→ WHAT YOU NEED TO DO: Wherever a line holds the word "BROWSE", copy that line out.

Stored data:
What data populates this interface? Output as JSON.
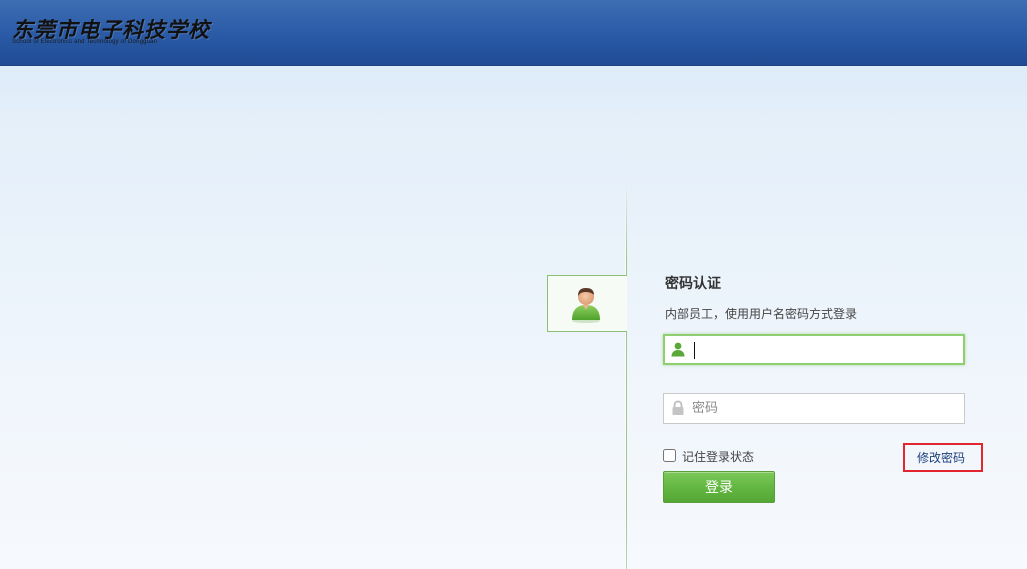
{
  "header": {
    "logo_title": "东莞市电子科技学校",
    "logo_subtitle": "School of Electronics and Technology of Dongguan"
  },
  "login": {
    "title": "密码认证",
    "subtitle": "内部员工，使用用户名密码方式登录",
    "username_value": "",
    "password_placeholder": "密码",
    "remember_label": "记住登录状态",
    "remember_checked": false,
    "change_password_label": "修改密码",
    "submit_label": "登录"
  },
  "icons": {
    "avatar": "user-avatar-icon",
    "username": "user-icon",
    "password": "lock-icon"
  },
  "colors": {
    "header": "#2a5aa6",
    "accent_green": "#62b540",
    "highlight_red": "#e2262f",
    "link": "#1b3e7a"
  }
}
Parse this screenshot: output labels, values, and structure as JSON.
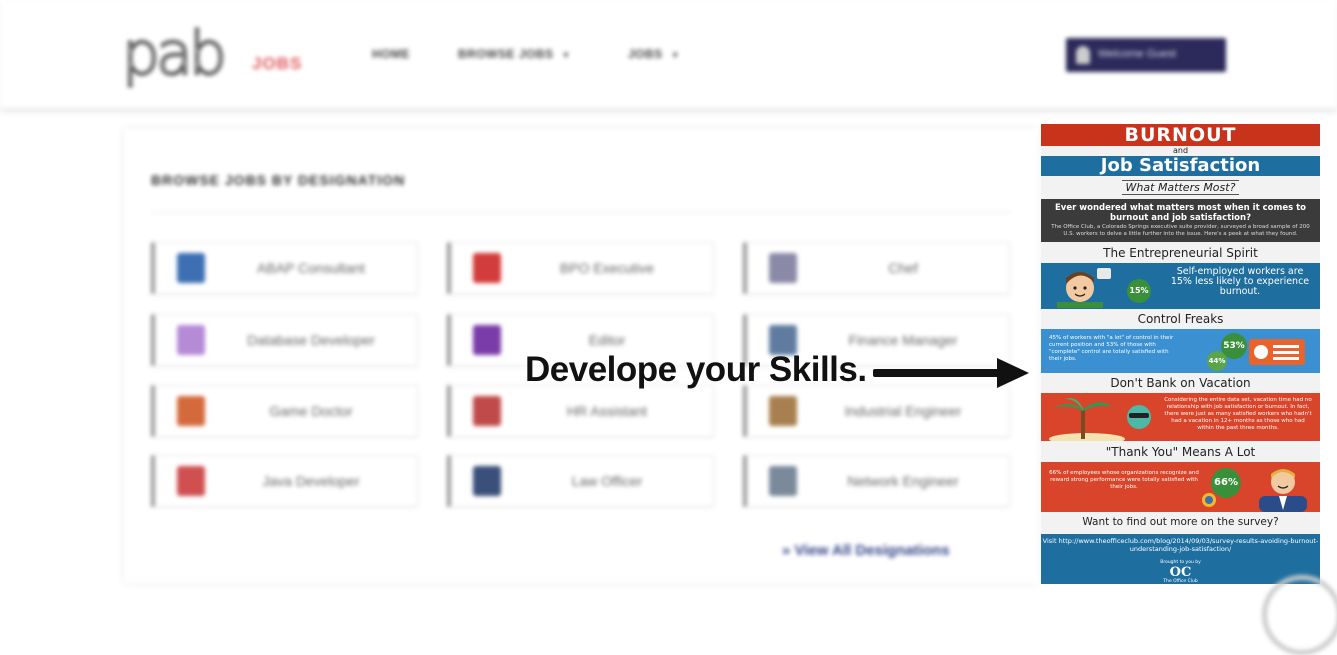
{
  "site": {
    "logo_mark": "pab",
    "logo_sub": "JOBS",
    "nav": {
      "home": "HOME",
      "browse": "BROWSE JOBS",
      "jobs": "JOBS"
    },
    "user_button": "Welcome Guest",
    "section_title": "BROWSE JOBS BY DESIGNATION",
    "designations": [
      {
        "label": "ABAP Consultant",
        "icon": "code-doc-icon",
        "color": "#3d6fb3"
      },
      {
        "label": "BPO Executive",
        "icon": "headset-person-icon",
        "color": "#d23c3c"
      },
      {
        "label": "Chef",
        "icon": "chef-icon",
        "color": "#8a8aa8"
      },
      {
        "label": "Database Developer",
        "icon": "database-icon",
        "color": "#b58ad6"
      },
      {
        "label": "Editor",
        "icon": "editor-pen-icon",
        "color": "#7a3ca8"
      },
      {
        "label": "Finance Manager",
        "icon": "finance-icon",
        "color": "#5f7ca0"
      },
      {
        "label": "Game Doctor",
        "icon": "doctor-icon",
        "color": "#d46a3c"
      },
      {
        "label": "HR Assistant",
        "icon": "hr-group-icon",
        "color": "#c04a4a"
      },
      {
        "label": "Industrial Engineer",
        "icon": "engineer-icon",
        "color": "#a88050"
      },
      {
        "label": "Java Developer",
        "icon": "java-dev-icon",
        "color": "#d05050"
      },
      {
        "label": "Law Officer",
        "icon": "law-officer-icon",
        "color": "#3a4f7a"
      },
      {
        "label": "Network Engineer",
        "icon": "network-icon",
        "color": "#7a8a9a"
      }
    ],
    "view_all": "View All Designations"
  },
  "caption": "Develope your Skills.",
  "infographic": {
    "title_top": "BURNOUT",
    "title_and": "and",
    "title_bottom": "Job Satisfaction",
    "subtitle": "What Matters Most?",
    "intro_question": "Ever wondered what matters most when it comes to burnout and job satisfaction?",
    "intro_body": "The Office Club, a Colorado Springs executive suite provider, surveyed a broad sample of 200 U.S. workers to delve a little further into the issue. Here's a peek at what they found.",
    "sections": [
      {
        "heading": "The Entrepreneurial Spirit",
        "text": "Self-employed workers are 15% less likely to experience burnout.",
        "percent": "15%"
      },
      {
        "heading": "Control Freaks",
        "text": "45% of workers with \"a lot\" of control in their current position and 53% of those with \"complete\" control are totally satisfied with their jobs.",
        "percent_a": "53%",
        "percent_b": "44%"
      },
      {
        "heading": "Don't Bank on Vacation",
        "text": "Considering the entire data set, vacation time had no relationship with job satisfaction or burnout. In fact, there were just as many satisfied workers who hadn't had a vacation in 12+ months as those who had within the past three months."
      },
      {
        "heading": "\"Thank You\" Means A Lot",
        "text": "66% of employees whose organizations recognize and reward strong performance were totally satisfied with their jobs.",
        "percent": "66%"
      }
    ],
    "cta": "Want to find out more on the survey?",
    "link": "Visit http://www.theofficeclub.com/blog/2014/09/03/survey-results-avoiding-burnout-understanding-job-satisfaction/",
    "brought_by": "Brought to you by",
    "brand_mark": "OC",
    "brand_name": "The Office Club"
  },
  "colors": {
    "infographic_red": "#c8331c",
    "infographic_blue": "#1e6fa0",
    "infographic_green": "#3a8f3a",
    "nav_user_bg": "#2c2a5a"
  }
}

...

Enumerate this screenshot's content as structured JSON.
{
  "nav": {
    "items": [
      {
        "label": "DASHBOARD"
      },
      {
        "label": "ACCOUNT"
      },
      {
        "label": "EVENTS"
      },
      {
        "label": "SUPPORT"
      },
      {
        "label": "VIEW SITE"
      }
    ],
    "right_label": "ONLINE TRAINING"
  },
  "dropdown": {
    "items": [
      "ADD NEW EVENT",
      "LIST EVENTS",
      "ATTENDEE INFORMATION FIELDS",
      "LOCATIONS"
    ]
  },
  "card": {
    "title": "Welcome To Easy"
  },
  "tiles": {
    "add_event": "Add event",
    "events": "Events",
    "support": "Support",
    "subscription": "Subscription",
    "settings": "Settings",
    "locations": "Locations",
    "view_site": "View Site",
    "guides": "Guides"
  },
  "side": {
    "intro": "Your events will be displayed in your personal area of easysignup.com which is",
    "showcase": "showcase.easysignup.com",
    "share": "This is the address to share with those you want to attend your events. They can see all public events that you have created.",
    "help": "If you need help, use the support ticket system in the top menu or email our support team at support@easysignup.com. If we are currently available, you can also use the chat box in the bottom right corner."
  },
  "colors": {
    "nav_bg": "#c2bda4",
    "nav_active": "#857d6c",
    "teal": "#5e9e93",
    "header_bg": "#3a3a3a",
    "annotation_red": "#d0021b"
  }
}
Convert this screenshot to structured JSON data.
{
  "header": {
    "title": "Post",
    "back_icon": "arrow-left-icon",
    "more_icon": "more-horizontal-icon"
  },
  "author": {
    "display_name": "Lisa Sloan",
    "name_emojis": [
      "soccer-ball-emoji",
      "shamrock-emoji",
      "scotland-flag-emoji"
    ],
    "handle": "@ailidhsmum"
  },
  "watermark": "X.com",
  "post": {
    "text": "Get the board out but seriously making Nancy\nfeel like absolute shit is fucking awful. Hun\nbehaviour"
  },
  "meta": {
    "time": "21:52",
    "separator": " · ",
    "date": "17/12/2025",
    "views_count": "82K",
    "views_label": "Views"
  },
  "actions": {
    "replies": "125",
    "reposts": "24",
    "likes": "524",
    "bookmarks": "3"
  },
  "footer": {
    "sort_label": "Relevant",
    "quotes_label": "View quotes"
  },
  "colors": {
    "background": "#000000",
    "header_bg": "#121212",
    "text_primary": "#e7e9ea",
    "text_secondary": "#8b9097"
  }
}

→ RESULT BELOW:
      "browse": "BROWSE JOBS",
    "section_title": "BROWSE JOBS BY DESIGNATION",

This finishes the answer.